→ The problem:
Transcribe the entries that follow, word for word.

-=-=-=-=-

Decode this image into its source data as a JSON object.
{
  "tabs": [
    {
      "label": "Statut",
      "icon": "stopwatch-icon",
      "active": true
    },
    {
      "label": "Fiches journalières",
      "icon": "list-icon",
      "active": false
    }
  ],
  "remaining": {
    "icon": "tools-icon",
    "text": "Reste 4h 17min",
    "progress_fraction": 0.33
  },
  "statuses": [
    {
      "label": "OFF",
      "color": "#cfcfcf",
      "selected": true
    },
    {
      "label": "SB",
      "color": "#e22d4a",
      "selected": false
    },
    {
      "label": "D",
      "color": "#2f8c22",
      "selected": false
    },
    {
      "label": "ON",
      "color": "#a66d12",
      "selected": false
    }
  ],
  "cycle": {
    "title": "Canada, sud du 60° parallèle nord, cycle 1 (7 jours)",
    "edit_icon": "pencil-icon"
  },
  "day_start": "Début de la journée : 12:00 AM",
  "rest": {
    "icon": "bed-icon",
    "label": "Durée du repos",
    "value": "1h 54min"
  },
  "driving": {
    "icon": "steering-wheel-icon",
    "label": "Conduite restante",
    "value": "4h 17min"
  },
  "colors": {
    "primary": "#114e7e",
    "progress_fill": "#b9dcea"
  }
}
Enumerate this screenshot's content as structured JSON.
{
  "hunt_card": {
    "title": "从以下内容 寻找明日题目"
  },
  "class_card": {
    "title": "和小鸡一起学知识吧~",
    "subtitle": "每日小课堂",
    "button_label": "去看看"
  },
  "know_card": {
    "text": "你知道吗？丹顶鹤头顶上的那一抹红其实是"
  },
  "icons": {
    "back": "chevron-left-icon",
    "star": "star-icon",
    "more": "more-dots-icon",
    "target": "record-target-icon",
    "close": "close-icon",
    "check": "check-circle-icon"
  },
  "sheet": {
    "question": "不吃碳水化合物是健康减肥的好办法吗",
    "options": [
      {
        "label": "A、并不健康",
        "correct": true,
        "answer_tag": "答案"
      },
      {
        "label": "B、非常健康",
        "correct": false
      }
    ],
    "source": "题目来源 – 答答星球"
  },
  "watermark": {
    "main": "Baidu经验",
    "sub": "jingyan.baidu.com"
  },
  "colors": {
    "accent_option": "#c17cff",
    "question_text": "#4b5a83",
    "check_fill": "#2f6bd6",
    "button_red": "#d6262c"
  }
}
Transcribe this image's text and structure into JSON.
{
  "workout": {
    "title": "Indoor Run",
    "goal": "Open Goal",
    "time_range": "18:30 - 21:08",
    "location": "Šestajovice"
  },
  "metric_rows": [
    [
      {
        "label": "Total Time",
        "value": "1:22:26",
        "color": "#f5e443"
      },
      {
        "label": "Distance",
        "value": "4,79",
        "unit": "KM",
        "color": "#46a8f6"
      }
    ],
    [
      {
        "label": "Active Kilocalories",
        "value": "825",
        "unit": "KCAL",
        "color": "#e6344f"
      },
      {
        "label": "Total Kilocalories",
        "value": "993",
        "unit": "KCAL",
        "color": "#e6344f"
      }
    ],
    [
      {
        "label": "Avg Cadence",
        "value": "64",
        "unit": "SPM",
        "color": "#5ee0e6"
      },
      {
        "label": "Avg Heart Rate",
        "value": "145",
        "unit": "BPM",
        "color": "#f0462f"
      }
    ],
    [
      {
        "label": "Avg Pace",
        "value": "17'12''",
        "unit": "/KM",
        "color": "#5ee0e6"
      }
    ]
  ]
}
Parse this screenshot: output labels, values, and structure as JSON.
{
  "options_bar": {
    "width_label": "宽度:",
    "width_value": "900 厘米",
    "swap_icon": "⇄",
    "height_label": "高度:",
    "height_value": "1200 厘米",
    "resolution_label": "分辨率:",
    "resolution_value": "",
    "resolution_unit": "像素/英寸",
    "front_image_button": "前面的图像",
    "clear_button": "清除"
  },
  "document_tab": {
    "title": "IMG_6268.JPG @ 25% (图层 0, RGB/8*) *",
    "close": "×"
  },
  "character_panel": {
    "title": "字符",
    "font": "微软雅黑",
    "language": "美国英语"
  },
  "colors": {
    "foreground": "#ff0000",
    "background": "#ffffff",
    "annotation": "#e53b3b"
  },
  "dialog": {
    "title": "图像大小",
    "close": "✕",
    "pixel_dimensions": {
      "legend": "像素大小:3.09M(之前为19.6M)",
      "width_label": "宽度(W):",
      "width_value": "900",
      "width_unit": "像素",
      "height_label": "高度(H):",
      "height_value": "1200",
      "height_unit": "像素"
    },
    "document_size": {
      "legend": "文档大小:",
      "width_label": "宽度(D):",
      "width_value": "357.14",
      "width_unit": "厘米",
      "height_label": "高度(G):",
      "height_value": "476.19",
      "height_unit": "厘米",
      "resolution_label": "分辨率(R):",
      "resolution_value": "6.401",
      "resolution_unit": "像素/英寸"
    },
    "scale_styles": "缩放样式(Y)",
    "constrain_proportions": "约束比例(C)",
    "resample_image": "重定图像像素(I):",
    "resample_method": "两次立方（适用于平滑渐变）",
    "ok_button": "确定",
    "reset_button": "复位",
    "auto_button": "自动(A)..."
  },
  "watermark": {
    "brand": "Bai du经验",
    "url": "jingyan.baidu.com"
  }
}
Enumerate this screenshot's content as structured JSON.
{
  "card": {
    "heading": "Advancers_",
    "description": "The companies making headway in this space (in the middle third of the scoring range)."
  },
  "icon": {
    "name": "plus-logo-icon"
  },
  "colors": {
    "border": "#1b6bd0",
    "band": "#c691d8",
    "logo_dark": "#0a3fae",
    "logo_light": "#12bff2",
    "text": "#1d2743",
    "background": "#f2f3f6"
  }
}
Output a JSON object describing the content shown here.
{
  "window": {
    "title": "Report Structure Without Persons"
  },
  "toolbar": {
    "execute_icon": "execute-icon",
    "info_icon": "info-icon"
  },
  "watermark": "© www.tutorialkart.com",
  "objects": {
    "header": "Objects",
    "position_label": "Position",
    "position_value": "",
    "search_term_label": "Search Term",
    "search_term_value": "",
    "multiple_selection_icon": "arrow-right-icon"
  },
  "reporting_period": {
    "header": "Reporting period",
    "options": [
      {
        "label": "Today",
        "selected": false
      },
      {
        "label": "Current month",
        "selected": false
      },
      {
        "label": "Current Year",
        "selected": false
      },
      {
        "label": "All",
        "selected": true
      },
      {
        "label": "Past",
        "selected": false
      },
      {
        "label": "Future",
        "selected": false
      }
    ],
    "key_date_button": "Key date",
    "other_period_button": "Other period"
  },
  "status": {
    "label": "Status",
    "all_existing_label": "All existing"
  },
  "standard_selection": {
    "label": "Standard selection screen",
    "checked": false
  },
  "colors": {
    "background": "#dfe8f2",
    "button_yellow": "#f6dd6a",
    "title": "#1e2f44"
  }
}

-=-=-=-=-

→ Worked answer:
Decode this image into its source data as a JSON object.
{
  "tabs": [
    {
      "label": "Statut",
      "icon": "stopwatch-icon",
      "active": true
    },
    {
      "label": "Fiches journalières",
      "icon": "list-icon",
      "active": false
    }
  ],
  "remaining": {
    "icon": "tools-icon",
    "text": "Reste 4h 17min",
    "progress_fraction": 0.33
  },
  "statuses": [
    {
      "label": "OFF",
      "color": "#cfcfcf",
      "selected": true
    },
    {
      "label": "SB",
      "color": "#e22d4a",
      "selected": false
    },
    {
      "label": "D",
      "color": "#2f8c22",
      "selected": false
    },
    {
      "label": "ON",
      "color": "#a66d12",
      "selected": false
    }
  ],
  "cycle": {
    "title": "Canada, sud du 60° parallèle nord, cycle 1 (7 jours)",
    "edit_icon": "pencil-icon"
  },
  "day_start": "Début de la journée : 12:00 AM",
  "rest": {
    "icon": "bed-icon",
    "label": "Durée du repos",
    "value": "1h 54min"
  },
  "driving": {
    "icon": "steering-wheel-icon",
    "label": "Conduite restante",
    "value": "4h 17min"
  },
  "colors": {
    "primary": "#114e7e",
    "progress_fill": "#b9dcea"
  }
}
Enumerate this screenshot's content as structured JSON.
{
  "hunt_card": {
    "title": "从以下内容 寻找明日题目"
  },
  "class_card": {
    "title": "和小鸡一起学知识吧~",
    "subtitle": "每日小课堂",
    "button_label": "去看看"
  },
  "know_card": {
    "text": "你知道吗？丹顶鹤头顶上的那一抹红其实是"
  },
  "icons": {
    "back": "chevron-left-icon",
    "star": "star-icon",
    "more": "more-dots-icon",
    "target": "record-target-icon",
    "close": "close-icon",
    "check": "check-circle-icon"
  },
  "sheet": {
    "question": "不吃碳水化合物是健康减肥的好办法吗",
    "options": [
      {
        "label": "A、并不健康",
        "correct": true,
        "answer_tag": "答案"
      },
      {
        "label": "B、非常健康",
        "correct": false
      }
    ],
    "source": "题目来源 – 答答星球"
  },
  "watermark": {
    "main": "Baidu经验",
    "sub": "jingyan.baidu.com"
  },
  "colors": {
    "accent_option": "#c17cff",
    "question_text": "#4b5a83",
    "check_fill": "#2f6bd6",
    "button_red": "#d6262c"
  }
}
Transcribe this image's text and structure into JSON.
{
  "workout": {
    "title": "Indoor Run",
    "goal": "Open Goal",
    "time_range": "18:30 - 21:08",
    "location": "Šestajovice"
  },
  "metric_rows": [
    [
      {
        "label": "Total Time",
        "value": "1:22:26",
        "color": "#f5e443"
      },
      {
        "label": "Distance",
        "value": "4,79",
        "unit": "KM",
        "color": "#46a8f6"
      }
    ],
    [
      {
        "label": "Active Kilocalories",
        "value": "825",
        "unit": "KCAL",
        "color": "#e6344f"
      },
      {
        "label": "Total Kilocalories",
        "value": "993",
        "unit": "KCAL",
        "color": "#e6344f"
      }
    ],
    [
      {
        "label": "Avg Cadence",
        "value": "64",
        "unit": "SPM",
        "color": "#5ee0e6"
      },
      {
        "label": "Avg Heart Rate",
        "value": "145",
        "unit": "BPM",
        "color": "#f0462f"
      }
    ],
    [
      {
        "label": "Avg Pace",
        "value": "17'12''",
        "unit": "/KM",
        "color": "#5ee0e6"
      }
    ]
  ]
}
Parse this screenshot: output labels, values, and structure as JSON.
{
  "options_bar": {
    "width_label": "宽度:",
    "width_value": "900 厘米",
    "swap_icon": "⇄",
    "height_label": "高度:",
    "height_value": "1200 厘米",
    "resolution_label": "分辨率:",
    "resolution_value": "",
    "resolution_unit": "像素/英寸",
    "front_image_button": "前面的图像",
    "clear_button": "清除"
  },
  "document_tab": {
    "title": "IMG_6268.JPG @ 25% (图层 0, RGB/8*) *",
    "close": "×"
  },
  "character_panel": {
    "title": "字符",
    "font": "微软雅黑",
    "language": "美国英语"
  },
  "colors": {
    "foreground": "#ff0000",
    "background": "#ffffff",
    "annotation": "#e53b3b"
  },
  "dialog": {
    "title": "图像大小",
    "close": "✕",
    "pixel_dimensions": {
      "legend": "像素大小:3.09M(之前为19.6M)",
      "width_label": "宽度(W):",
      "width_value": "900",
      "width_unit": "像素",
      "height_label": "高度(H):",
      "height_value": "1200",
      "height_unit": "像素"
    },
    "document_size": {
      "legend": "文档大小:",
      "width_label": "宽度(D):",
      "width_value": "357.14",
      "width_unit": "厘米",
      "height_label": "高度(G):",
      "height_value": "476.19",
      "height_unit": "厘米",
      "resolution_label": "分辨率(R):",
      "resolution_value": "6.401",
      "resolution_unit": "像素/英寸"
    },
    "scale_styles": "缩放样式(Y)",
    "constrain_proportions": "约束比例(C)",
    "resample_image": "重定图像像素(I):",
    "resample_method": "两次立方（适用于平滑渐变）",
    "ok_button": "确定",
    "reset_button": "复位",
    "auto_button": "自动(A)..."
  },
  "watermark": {
    "brand": "Bai du经验",
    "url": "jingyan.baidu.com"
  }
}
Enumerate this screenshot's content as structured JSON.
{
  "card": {
    "heading": "Advancers_",
    "description": "The companies making headway in this space (in the middle third of the scoring range)."
  },
  "icon": {
    "name": "plus-logo-icon"
  },
  "colors": {
    "border": "#1b6bd0",
    "band": "#c691d8",
    "logo_dark": "#0a3fae",
    "logo_light": "#12bff2",
    "text": "#1d2743",
    "background": "#f2f3f6"
  }
}
Output a JSON object describing the content shown here.
{
  "window": {
    "title": "Report Structure Without Persons"
  },
  "toolbar": {
    "execute_icon": "execute-icon",
    "info_icon": "info-icon"
  },
  "watermark": "© www.tutorialkart.com",
  "objects": {
    "header": "Objects",
    "position_label": "Position",
    "position_value": "",
    "search_term_label": "Search Term",
    "search_term_value": "",
    "multiple_selection_icon": "arrow-right-icon"
  },
  "reporting_period": {
    "header": "Reporting period",
    "options": [
      {
        "label": "Today",
        "selected": false
      },
      {
        "label": "Current month",
        "selected": false
      },
      {
        "label": "Current Year",
        "selected": false
      },
      {
        "label": "All",
        "selected": true
      },
      {
        "label": "Past",
        "selected": false
      },
      {
        "label": "Future",
        "selected": false
      }
    ],
    "key_date_button": "Key date",
    "other_period_button": "Other period"
  },
  "status": {
    "label": "Status",
    "all_existing_label": "All existing"
  },
  "standard_selection": {
    "label": "Standard selection screen",
    "checked": false
  },
  "colors": {
    "background": "#dfe8f2",
    "button_yellow": "#f6dd6a",
    "title": "#1e2f44"
  }
}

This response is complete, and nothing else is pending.